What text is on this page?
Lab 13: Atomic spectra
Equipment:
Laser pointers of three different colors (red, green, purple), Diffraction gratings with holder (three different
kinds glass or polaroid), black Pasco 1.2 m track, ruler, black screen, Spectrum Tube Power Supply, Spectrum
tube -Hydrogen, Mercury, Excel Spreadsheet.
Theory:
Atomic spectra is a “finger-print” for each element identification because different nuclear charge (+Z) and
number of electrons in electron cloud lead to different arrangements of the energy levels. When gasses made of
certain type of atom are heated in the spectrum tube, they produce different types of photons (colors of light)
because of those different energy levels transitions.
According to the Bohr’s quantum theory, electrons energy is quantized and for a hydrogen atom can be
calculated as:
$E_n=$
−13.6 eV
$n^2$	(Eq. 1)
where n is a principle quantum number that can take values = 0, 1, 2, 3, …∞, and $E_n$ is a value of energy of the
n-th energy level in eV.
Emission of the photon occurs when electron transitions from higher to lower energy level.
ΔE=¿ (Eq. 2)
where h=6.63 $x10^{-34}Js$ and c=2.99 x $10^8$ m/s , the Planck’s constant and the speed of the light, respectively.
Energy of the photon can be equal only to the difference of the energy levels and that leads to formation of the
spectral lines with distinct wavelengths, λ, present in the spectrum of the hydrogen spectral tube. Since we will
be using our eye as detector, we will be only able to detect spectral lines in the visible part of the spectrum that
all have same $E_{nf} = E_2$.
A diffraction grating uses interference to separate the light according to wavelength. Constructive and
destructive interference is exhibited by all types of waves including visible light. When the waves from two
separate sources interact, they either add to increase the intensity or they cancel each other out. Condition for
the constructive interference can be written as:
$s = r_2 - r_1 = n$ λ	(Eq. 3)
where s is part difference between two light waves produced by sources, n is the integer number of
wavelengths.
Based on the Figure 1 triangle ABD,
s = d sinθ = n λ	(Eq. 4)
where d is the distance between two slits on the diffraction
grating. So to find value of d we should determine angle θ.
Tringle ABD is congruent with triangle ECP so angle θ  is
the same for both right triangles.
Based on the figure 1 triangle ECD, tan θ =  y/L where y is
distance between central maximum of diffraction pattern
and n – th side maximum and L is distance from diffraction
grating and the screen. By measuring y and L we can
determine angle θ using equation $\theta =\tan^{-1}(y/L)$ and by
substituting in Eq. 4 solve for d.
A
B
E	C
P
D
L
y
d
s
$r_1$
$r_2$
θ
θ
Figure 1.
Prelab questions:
◇ ◇ ◇
*Exercise task*: Lines that hold the word "waves" are the ones to return, every one of them.

*Output below*:
destructive interference is exhibited by all types of waves including visible light. When the waves from two
where s is part difference between two light waves produced by sources, n is the integer number of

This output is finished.